今天我们去博物馆会发现,通常在陈列着最古老历史器物的展厅里,都有很大的一个空间是留给陶器的。陶器的发明,是人类文明发展进程中极其重要的标志。
在陶器诞生以前,人们所使用的器物,不管是石头的还是木头的,即便经过打磨,也都是天然物。但陶器,是人们用黏土加水,干燥后经火焙烧,让物体产生质的变化而形成的。 这是人类历史上首种人工材料,是人们按照自己的意志创造出来的一种崭新的东西。
陶器的用途有很多种,打水的,喝酒的,装粮食的,甚至有的是葬具。而它们的形制和纹样图案,就成了我们早期绘画和雕塑的重要形式。
比如,1955年在西安半坡出土的人面鱼纹彩陶盆,就是距今约5000——7000年的仰韶文化彩陶珍品之一,它的内壁有两组对称的人面鱼纹。
关于为什么原始先民要画人面鱼纹,历来有不同的说法:有的说是祖先崇拜,有的说是图腾崇拜,甚至还有外星人形象等说法。但不管他们的创作目的是什么,我们单纯从绘画方面来看,会发现它的线条又细又直,给人的感觉就是下笔又快又干脆。只用寥寥数笔,先民们就已经能把鱼的形象画得非常写实了。
彩陶几何纹盆
新石器时代仰韶文化
故宫博物院藏
当这些图案渐渐发展和演变,我们发现陶器的装饰也越来越趋于抽象化了。

▸ **待分析数据**
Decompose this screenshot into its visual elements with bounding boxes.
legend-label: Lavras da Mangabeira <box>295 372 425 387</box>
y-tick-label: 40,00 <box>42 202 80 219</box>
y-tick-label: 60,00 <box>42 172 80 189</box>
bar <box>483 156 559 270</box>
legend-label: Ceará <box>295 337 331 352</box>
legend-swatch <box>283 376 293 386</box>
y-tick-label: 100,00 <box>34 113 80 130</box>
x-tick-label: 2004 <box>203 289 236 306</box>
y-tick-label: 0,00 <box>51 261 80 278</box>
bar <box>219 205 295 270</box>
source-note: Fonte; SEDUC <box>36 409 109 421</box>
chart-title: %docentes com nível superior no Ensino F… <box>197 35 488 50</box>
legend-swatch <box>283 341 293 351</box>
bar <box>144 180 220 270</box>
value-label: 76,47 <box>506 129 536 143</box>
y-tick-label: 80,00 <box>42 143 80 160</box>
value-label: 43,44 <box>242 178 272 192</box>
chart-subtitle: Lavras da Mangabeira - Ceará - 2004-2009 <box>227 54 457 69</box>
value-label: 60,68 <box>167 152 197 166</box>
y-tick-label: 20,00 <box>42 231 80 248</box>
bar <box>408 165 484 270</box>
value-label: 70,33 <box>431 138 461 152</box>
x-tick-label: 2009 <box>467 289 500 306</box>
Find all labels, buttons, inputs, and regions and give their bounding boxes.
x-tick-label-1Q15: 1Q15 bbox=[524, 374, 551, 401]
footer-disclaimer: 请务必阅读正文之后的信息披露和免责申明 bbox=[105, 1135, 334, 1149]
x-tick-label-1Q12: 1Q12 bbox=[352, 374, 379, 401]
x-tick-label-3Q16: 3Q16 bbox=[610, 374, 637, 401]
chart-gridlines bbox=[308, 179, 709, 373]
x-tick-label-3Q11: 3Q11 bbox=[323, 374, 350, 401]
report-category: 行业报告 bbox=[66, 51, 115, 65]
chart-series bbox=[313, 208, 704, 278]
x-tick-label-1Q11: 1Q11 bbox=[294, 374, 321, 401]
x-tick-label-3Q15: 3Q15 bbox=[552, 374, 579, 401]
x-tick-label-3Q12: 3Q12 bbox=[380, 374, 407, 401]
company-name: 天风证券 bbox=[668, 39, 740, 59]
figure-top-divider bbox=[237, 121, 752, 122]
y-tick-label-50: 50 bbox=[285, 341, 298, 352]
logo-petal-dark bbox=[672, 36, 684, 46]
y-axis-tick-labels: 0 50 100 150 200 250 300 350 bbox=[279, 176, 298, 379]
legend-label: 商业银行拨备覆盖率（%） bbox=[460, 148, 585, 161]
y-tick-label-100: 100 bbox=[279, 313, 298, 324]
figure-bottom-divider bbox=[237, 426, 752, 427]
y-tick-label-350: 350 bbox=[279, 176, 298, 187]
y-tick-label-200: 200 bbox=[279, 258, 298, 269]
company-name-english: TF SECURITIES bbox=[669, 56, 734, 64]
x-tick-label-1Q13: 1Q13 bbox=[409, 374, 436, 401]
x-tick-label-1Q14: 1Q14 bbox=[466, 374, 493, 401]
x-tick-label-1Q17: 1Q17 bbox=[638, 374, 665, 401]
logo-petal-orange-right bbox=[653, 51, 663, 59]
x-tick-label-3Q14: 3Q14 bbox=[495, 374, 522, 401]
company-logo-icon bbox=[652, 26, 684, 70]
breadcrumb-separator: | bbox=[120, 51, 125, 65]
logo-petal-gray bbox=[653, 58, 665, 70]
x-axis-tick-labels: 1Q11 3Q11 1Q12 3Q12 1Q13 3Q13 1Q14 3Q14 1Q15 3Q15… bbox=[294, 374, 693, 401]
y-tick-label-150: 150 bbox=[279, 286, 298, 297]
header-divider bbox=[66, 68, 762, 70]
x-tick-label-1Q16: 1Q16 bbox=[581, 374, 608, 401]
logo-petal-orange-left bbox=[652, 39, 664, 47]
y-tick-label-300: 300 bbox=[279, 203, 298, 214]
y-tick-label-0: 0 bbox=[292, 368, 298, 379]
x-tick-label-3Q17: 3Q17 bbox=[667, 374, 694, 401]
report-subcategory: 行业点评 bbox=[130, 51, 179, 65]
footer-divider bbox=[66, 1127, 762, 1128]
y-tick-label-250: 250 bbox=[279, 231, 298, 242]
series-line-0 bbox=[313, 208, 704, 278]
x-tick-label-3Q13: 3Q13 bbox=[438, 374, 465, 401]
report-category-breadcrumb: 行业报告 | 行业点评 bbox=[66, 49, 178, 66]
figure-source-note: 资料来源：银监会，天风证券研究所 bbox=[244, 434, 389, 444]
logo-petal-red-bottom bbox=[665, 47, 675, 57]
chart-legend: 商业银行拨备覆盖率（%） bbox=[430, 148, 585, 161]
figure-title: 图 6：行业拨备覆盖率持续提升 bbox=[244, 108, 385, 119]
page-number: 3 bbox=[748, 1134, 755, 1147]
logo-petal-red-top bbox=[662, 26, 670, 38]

▸ **任务要求**
逐字抄录这篇讲陶器的短文，从“今天我们去博物馆会发现,通常”一直抄到“们早期绘画和雕塑的重要形式。”。 这些记录在此不起任何作用。

▸ **完成结果**
今天我们去博物馆会发现,通常在陈列着最古老历史器物的展厅里,都有很大的一个空间是留给陶器的。陶器的发明,是人类文明发展进程中极其重要的标志。
在陶器诞生以前,人们所使用的器物,不管是石头的还是木头的,即便经过打磨,也都是天然物。但陶器,是人们用黏土加水,干燥后经火焙烧,让物体产生质的变化而形成的。 这是人类历史上首种人工材料,是人们按照自己的意志创造出来的一种崭新的东西。
陶器的用途有很多种,打水的,喝酒的,装粮食的,甚至有的是葬具。而它们的形制和纹样图案,就成了我们早期绘画和雕塑的重要形式。